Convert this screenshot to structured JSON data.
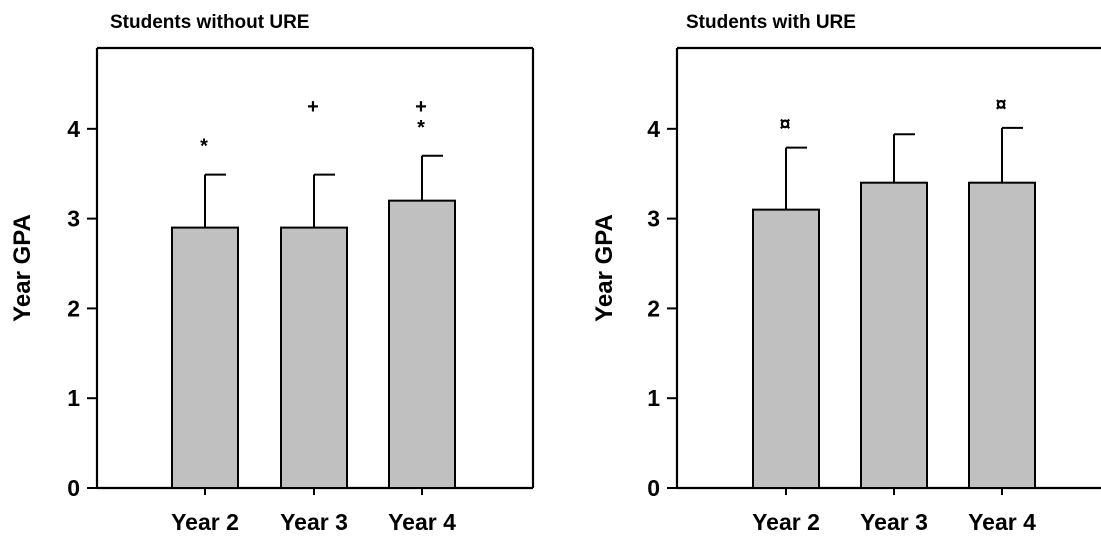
{
  "chart_data": [
    {
      "type": "bar",
      "title": "Students without URE",
      "ylabel": "Year GPA",
      "xlabel": "",
      "categories": [
        "Year 2",
        "Year 3",
        "Year 4"
      ],
      "values": [
        2.9,
        2.9,
        3.2
      ],
      "error_upper": [
        3.49,
        3.49,
        3.7
      ],
      "significance_markers": [
        [
          "*"
        ],
        [
          "+"
        ],
        [
          "*",
          "+"
        ]
      ],
      "ylim": [
        0,
        4.9
      ],
      "yticks": [
        "0",
        "1",
        "2",
        "3",
        "4"
      ],
      "bar_color": "#c0c0c0",
      "grid": false,
      "legend": "none"
    },
    {
      "type": "bar",
      "title": "Students with URE",
      "ylabel": "Year GPA",
      "xlabel": "",
      "categories": [
        "Year 2",
        "Year 3",
        "Year 4"
      ],
      "values": [
        3.1,
        3.4,
        3.4
      ],
      "error_upper": [
        3.79,
        3.94,
        4.01
      ],
      "significance_markers": [
        [
          "¤"
        ],
        [],
        [
          "¤"
        ]
      ],
      "ylim": [
        0,
        4.9
      ],
      "yticks": [
        "0",
        "1",
        "2",
        "3",
        "4"
      ],
      "bar_color": "#c0c0c0",
      "grid": false,
      "legend": "none"
    }
  ]
}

-=-=-=-=-

Take the entries shown above and quote them verbatim, passing over the pictures.

EXERCISE RESPONSE -
Convert this screenshot to structured JSON data.
{
  "chart_data": [
    {
      "type": "bar",
      "title": "Students without URE",
      "ylabel": "Year GPA",
      "xlabel": "",
      "categories": [
        "Year 2",
        "Year 3",
        "Year 4"
      ],
      "values": [
        2.9,
        2.9,
        3.2
      ],
      "error_upper": [
        3.49,
        3.49,
        3.7
      ],
      "significance_markers": [
        [
          "*"
        ],
        [
          "+"
        ],
        [
          "*",
          "+"
        ]
      ],
      "ylim": [
        0,
        4.9
      ],
      "yticks": [
        "0",
        "1",
        "2",
        "3",
        "4"
      ],
      "bar_color": "#c0c0c0",
      "grid": false,
      "legend": "none"
    },
    {
      "type": "bar",
      "title": "Students with URE",
      "ylabel": "Year GPA",
      "xlabel": "",
      "categories": [
        "Year 2",
        "Year 3",
        "Year 4"
      ],
      "values": [
        3.1,
        3.4,
        3.4
      ],
      "error_upper": [
        3.79,
        3.94,
        4.01
      ],
      "significance_markers": [
        [
          "¤"
        ],
        [],
        [
          "¤"
        ]
      ],
      "ylim": [
        0,
        4.9
      ],
      "yticks": [
        "0",
        "1",
        "2",
        "3",
        "4"
      ],
      "bar_color": "#c0c0c0",
      "grid": false,
      "legend": "none"
    }
  ]
}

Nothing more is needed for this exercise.